== GOAL ==
For the data below, report only the number of lines containing the string "Selected".

— START —

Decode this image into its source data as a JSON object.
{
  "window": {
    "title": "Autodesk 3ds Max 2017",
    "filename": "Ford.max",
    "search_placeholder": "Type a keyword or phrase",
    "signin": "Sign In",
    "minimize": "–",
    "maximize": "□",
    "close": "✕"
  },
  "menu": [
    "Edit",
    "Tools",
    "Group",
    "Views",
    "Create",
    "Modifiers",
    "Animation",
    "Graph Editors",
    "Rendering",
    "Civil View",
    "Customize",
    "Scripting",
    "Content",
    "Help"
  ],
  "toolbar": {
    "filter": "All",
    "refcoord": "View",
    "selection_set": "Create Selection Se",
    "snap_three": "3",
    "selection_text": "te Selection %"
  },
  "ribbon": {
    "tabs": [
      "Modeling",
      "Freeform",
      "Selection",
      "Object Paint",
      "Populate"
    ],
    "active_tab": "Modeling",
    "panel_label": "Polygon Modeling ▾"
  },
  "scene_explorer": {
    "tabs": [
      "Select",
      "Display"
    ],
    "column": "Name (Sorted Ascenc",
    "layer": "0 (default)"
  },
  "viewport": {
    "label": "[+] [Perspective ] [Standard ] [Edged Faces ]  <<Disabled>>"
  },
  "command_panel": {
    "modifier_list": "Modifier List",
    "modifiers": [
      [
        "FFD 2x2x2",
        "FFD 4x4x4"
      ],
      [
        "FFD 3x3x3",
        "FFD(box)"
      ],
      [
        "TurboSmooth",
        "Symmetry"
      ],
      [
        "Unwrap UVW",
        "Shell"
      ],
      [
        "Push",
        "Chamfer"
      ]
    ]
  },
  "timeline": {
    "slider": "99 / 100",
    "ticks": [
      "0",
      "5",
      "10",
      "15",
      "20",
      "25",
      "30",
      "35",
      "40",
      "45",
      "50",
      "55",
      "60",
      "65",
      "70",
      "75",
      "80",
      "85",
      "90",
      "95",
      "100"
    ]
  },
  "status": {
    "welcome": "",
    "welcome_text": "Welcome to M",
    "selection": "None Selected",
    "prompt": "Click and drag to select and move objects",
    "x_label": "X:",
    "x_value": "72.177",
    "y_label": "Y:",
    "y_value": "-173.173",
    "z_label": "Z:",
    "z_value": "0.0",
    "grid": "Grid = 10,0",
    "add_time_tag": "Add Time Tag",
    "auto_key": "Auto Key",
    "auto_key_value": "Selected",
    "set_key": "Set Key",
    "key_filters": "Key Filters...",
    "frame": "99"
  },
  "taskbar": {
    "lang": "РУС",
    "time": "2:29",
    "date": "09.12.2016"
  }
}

— END —

== EXPECTED ANSWER ==
2